## Document text:
** begin **
The heights weren’t quite as high but we were again subjected to deep troughs. Would these extremes flatten themselves out with the benefit of another 350 plate appearances? Was the adjustment he made at the end of the season more real than some of the other perceived oases?
We can point to individual moments or unsubtle displays of freakish skill but, on balance, are these the real adjustments we’ve waited for? Was the late September hot streak, kicked off by a scorer’s decision triple, the beginning of sharp upward ascent towards the elite stratosphere of great hitters in the game today? Who knows.
The biggest difference when trying to evaluate Vlad Jr after 2019 compared to today is, frankly, nobody cares. This is not a time for analysis and tea leaf reading to glean What Vlad Jr’s 2020 Season Really Means. Because last year he was a 20-year old player muddling through the ass end of a 95-loss season. Right now, today, he’s headed to the goddamn playoffs.
What do hard hit ground balls eluding the grasp of the Rays’ third baseman mean this week? They mean rallies. They mean opportunities to score runs and wins games and oust the deplorable Rays with extreme prejudice.
** end **
## Task details:
Carry on the piece about Vlad Jr's 2020 season from where it stops.

## Data records:
** begin **
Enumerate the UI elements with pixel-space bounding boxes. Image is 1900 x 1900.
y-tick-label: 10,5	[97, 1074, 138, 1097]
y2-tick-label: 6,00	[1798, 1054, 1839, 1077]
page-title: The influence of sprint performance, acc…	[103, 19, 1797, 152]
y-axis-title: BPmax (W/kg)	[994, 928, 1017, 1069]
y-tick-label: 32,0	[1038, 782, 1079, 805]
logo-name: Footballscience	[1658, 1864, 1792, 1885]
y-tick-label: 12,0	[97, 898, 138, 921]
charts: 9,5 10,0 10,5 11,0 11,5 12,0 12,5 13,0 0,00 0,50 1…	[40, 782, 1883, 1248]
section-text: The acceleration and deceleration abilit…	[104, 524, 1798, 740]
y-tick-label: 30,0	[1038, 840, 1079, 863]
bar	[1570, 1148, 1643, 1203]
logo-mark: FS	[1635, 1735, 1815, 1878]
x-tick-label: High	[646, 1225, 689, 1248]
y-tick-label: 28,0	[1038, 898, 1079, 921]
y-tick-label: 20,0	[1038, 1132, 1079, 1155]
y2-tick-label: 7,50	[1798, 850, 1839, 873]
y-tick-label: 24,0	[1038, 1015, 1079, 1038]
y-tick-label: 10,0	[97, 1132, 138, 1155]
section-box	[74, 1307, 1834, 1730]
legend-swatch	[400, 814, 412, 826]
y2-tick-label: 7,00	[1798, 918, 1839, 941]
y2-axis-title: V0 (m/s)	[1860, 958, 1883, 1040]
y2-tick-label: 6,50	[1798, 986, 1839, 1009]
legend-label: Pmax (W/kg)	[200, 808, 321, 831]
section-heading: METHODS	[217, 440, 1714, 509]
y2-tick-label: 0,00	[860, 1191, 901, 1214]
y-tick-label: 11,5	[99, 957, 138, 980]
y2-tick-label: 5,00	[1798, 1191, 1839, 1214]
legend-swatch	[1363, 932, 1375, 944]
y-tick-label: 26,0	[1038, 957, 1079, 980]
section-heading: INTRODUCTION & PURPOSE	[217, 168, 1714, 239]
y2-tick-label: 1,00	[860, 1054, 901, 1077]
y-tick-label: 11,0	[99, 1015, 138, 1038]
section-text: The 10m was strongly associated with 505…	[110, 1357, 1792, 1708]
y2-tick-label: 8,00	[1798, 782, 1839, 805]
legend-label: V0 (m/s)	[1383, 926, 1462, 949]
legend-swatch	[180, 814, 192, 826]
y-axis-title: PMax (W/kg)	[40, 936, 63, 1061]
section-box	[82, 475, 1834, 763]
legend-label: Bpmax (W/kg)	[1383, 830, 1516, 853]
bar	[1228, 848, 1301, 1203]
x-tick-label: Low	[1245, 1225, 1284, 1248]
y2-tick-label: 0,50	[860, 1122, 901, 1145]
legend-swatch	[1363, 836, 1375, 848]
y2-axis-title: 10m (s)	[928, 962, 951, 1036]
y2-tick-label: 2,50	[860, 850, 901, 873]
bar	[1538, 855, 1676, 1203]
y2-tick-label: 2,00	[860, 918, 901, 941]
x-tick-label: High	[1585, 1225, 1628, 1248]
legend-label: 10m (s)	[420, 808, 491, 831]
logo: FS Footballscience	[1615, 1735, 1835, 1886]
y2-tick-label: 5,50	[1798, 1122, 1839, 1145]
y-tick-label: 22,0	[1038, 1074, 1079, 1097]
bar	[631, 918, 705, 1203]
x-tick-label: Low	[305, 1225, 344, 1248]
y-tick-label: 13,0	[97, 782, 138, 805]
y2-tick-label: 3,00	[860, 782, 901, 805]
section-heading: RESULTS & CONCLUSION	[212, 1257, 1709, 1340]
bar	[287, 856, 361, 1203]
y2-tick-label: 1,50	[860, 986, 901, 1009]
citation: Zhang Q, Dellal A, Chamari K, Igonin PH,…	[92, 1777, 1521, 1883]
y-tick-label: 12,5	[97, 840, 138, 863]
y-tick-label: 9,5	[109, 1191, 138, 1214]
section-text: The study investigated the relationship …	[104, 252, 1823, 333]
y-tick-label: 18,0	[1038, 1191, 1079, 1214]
** end **
## Result:
Expected weighted on base average is a great predictive stat, one that hints at great things for Vlad Jr in the not-too-distant future. But, in October, it’s time for storytelling stats. Numbers that tell us what happened rather than what would’ve happened if the scenario was replayed thousands of times over.
In the playoffs, it only has to work once. When you’re the underdog eighth seed, it doesn’t have to be repeatable or even fair. Just get it done and we all go home singing. The playoffs exist outside analysis as well as beyond the realm of time and space. A team that is zero percent intimidated asks just one thing of itself: you want to live forever?
Billy Beane famously told Michael Lewis that his “shit doesn’t work in the playoffs.” Nobody’s shit works in the playoffs…until it does. Vlad Jr is swinging the bat well at the moment. Is it because of adjustments or fitness or just dumb luck? For the next three games, who cares? If it works often enough between now and October 1st, the Blue Jays will figure out the rest later.